Update the data from its first line through the line containing "id-card-icon[interactable] — [27, 596, 61, 630]", changing "book-icon" to "notebook-icon" and leaving everything else unchanged. Return only those lines.

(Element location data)
------------
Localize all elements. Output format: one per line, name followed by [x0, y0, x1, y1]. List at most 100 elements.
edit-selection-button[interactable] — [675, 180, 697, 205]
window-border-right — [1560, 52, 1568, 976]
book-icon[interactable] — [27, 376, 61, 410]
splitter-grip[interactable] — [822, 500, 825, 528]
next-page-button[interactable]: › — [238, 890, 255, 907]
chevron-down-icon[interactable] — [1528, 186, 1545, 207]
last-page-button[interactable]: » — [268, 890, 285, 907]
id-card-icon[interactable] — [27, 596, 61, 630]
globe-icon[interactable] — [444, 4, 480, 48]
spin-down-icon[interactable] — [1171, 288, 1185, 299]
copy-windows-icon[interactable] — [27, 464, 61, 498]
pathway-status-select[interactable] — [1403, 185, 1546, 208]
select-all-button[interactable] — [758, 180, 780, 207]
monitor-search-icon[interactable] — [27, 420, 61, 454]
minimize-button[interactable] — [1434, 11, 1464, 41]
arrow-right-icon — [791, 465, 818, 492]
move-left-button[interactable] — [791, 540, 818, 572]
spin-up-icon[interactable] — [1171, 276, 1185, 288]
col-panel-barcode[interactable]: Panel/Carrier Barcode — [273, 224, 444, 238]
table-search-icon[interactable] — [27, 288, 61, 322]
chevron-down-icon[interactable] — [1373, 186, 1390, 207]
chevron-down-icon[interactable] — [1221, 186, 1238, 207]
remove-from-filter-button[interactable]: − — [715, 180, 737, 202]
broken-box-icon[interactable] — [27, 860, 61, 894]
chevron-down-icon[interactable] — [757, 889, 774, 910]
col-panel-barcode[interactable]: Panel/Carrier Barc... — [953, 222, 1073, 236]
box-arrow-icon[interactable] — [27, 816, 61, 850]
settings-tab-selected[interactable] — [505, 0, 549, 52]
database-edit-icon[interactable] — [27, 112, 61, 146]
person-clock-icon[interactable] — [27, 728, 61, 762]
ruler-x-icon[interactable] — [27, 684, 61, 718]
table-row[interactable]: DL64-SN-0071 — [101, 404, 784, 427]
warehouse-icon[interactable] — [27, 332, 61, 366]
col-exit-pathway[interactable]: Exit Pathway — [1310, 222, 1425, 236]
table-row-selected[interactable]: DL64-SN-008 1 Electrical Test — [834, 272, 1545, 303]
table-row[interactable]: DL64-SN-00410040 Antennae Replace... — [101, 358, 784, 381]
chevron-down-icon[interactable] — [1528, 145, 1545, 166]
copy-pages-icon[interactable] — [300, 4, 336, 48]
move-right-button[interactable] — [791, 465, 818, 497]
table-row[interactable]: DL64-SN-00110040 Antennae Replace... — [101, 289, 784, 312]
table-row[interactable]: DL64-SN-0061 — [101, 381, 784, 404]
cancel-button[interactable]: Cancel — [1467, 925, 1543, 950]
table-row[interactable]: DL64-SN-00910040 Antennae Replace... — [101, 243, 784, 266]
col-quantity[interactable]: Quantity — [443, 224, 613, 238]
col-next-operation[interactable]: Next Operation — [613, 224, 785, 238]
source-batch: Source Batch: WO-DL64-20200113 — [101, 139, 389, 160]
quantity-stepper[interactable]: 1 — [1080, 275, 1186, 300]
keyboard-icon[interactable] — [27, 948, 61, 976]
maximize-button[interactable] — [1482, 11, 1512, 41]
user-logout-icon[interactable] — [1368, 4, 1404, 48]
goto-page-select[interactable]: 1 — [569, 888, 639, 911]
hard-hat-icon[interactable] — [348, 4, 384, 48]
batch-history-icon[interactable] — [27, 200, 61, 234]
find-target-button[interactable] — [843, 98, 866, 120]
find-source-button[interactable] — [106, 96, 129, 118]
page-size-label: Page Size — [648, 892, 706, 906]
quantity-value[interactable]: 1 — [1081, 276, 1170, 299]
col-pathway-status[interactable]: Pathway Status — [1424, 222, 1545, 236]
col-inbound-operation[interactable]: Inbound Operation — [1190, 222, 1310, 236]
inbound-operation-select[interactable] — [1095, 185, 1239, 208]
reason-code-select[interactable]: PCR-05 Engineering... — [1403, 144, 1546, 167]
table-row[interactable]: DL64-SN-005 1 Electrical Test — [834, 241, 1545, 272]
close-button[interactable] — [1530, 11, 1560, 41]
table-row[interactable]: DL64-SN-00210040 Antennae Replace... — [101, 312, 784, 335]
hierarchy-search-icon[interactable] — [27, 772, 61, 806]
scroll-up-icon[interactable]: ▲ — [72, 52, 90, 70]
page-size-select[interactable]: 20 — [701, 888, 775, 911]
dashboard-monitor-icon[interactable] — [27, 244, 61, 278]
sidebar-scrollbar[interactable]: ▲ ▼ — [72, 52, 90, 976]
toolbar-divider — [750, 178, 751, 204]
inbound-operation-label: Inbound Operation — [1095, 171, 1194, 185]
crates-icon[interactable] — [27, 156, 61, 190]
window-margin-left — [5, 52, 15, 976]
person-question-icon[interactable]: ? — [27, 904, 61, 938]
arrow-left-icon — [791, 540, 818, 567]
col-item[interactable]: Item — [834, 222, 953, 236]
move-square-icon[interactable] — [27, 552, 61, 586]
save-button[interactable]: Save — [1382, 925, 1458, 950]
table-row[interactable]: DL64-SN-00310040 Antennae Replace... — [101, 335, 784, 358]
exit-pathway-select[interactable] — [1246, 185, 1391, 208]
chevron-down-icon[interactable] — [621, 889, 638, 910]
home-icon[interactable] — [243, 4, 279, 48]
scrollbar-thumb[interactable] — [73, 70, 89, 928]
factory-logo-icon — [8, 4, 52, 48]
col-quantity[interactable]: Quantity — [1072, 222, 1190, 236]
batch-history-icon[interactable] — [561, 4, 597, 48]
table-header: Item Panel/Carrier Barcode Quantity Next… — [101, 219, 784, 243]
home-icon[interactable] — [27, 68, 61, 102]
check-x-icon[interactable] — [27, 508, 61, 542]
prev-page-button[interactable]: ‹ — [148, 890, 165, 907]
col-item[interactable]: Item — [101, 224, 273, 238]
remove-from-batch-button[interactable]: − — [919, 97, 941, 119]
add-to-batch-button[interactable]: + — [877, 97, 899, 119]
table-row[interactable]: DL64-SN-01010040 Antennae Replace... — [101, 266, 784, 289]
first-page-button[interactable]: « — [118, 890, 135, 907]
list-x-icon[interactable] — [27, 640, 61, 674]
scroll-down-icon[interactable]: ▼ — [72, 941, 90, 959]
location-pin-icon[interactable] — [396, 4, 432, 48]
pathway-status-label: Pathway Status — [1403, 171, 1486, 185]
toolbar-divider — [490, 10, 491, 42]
------------
TASK ANSWER
Localize all elements. Output format: one per line, name followed by [x0, y0, x1, y1]. List at most 100 elements.
edit-selection-button[interactable] — [675, 180, 697, 205]
window-border-right — [1560, 52, 1568, 976]
notebook-icon[interactable] — [27, 376, 61, 410]
splitter-grip[interactable] — [822, 500, 825, 528]
next-page-button[interactable]: › — [238, 890, 255, 907]
chevron-down-icon[interactable] — [1528, 186, 1545, 207]
last-page-button[interactable]: » — [268, 890, 285, 907]
id-card-icon[interactable] — [27, 596, 61, 630]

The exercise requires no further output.